:: WHAT YOU ARE ASKED TO DO ::
Wherever a line below holds the word "Grain", copy that line.

>> BEGIN

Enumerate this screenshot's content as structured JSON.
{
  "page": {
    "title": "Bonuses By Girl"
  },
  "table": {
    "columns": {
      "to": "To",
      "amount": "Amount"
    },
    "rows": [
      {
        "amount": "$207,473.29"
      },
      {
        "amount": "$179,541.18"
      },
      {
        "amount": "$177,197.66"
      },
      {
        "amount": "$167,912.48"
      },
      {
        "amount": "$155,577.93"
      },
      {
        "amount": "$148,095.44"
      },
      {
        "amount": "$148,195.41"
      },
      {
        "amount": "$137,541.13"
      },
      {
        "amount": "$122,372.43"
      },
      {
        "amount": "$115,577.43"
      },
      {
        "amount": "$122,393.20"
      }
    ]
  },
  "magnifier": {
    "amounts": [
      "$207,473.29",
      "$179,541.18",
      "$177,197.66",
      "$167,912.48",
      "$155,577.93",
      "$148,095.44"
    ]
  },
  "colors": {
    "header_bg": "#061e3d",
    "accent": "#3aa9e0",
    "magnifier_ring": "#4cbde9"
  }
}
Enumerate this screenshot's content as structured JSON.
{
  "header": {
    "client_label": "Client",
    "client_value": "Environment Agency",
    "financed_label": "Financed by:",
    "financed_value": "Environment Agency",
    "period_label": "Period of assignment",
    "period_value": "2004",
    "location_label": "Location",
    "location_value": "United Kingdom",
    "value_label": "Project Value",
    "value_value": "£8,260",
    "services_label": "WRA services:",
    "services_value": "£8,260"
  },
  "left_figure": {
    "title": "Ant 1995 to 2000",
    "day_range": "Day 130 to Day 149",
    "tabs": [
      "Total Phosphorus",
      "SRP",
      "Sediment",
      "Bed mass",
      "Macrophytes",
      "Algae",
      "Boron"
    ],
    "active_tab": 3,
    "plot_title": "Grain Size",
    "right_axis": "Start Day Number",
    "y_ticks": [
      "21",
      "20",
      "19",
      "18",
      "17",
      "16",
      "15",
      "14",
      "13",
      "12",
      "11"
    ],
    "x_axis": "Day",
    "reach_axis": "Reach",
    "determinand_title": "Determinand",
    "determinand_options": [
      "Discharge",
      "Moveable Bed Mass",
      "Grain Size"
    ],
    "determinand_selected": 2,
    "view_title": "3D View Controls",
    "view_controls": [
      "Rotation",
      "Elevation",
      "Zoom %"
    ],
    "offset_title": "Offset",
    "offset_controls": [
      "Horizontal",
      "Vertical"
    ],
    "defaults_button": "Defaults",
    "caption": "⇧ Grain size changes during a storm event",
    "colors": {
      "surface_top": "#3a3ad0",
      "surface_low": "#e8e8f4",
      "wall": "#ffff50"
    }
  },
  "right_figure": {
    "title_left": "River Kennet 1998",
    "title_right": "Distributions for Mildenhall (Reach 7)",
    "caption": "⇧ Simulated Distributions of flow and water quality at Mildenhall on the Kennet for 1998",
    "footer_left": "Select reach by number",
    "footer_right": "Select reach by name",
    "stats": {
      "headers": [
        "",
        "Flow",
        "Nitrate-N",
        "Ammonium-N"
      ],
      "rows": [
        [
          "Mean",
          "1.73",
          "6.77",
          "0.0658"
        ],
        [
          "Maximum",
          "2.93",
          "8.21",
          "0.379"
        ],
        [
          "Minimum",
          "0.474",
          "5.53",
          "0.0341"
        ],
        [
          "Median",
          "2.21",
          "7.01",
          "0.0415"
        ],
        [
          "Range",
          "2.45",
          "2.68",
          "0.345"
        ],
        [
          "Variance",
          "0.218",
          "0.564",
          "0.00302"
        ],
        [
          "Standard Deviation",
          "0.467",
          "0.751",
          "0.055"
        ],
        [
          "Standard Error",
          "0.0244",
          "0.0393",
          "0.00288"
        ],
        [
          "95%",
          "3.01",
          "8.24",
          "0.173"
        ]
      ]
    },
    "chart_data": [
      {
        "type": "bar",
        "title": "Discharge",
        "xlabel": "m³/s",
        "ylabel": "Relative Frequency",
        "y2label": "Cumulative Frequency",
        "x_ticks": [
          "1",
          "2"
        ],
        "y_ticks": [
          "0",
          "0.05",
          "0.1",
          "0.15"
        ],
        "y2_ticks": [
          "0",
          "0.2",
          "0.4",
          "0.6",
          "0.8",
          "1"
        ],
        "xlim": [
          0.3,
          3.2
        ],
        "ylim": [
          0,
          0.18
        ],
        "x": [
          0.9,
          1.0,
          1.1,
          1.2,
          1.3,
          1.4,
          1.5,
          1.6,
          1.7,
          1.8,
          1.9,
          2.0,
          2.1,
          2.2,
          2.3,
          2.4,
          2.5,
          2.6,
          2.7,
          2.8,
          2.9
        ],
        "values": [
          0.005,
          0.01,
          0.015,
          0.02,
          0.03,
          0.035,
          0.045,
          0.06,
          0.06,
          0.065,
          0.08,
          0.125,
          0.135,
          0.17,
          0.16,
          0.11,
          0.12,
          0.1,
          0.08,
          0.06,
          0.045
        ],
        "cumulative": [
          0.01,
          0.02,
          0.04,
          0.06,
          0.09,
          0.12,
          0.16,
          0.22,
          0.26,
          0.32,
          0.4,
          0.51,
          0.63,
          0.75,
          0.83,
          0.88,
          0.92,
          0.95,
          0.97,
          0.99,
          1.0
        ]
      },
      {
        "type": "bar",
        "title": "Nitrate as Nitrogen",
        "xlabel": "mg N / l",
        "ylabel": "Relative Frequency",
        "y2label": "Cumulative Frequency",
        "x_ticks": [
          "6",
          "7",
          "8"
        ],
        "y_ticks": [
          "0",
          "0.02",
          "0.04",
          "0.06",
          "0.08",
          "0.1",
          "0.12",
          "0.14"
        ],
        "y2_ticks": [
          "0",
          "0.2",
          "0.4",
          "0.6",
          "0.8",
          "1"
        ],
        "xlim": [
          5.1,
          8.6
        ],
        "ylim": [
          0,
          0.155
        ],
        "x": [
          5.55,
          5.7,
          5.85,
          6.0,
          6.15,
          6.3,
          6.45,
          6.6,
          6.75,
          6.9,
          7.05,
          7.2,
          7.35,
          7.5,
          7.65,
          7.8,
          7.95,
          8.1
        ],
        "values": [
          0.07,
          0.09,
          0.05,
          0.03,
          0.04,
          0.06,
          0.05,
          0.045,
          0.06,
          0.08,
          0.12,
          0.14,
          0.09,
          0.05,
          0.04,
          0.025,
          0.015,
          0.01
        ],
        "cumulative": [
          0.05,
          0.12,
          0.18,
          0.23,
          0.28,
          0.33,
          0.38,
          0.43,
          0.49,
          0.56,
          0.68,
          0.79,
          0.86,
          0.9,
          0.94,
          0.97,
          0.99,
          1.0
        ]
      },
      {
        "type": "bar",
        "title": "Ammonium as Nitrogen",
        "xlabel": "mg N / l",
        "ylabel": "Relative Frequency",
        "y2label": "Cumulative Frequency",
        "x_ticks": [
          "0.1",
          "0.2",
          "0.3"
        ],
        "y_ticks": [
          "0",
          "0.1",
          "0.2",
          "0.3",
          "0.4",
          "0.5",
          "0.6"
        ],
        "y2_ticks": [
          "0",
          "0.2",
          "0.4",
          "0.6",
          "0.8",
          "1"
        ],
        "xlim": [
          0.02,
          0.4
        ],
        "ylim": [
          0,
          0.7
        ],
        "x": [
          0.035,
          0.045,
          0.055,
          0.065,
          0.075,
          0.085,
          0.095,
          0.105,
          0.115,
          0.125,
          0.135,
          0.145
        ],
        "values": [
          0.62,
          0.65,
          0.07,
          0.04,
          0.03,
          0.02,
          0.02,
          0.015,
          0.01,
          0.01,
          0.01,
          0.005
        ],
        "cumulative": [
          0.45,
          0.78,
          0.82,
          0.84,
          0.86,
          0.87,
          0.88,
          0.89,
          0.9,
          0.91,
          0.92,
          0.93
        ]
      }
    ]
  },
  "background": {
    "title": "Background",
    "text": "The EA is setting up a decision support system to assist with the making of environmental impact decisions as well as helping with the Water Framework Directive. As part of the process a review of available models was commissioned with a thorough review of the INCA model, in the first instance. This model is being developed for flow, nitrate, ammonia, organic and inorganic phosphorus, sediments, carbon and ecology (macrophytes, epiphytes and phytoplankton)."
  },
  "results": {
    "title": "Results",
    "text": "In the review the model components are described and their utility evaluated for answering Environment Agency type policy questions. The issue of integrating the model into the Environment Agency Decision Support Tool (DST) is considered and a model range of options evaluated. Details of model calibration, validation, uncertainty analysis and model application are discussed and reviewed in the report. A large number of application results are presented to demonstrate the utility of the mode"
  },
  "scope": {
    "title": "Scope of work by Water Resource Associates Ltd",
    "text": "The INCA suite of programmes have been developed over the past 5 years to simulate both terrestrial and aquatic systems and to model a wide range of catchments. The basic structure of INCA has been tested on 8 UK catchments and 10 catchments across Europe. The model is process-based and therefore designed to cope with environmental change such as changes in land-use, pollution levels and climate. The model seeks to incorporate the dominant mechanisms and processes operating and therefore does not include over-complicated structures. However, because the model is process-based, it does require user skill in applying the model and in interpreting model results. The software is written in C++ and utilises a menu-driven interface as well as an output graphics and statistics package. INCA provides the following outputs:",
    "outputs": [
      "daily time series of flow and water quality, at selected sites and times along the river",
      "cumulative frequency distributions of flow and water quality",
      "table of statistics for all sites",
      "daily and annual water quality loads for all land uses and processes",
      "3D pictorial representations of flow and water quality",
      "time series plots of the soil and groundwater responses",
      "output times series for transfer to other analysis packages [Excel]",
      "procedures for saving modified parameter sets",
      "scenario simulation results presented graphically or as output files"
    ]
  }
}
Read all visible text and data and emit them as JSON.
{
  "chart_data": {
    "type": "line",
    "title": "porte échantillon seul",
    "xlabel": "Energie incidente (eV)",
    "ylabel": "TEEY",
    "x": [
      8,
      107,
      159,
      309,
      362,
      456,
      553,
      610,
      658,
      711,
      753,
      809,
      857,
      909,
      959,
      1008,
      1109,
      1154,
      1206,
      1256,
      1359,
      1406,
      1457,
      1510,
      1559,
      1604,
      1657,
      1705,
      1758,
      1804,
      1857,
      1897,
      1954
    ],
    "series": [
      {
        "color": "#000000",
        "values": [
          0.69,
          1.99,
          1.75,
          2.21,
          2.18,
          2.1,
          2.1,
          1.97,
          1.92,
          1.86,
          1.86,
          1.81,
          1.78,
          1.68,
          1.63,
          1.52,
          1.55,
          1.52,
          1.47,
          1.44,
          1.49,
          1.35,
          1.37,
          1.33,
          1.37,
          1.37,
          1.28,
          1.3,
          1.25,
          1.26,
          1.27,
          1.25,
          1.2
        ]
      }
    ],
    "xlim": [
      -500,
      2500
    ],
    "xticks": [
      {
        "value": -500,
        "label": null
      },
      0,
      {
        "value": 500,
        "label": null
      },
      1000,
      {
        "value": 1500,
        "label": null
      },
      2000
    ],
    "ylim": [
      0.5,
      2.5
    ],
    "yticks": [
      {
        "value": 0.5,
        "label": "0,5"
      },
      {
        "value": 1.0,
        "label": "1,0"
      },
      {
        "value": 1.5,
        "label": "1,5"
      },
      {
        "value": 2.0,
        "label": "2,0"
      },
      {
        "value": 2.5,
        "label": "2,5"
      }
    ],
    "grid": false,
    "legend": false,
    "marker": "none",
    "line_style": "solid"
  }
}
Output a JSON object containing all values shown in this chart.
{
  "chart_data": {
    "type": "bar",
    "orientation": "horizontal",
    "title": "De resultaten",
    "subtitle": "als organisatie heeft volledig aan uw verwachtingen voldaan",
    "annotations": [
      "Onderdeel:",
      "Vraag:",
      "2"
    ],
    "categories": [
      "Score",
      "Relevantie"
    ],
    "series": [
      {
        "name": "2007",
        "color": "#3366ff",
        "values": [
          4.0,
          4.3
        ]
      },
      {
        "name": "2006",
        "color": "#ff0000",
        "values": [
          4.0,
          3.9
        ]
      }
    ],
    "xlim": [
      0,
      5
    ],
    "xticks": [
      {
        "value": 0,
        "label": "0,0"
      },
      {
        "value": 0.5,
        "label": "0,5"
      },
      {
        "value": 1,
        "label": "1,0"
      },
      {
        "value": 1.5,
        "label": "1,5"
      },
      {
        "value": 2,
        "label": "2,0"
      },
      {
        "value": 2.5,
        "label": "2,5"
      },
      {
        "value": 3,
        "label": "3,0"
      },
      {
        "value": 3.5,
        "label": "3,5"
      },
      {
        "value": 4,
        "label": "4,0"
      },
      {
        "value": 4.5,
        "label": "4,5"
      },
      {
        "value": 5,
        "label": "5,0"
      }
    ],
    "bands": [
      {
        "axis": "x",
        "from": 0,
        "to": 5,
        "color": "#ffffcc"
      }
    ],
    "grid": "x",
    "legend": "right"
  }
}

>> END

:: WRITTEN ANSWER ::
    "plot_title": "Grain Size",
      "Grain Size"
    "caption": "⇧ Grain size changes during a storm event",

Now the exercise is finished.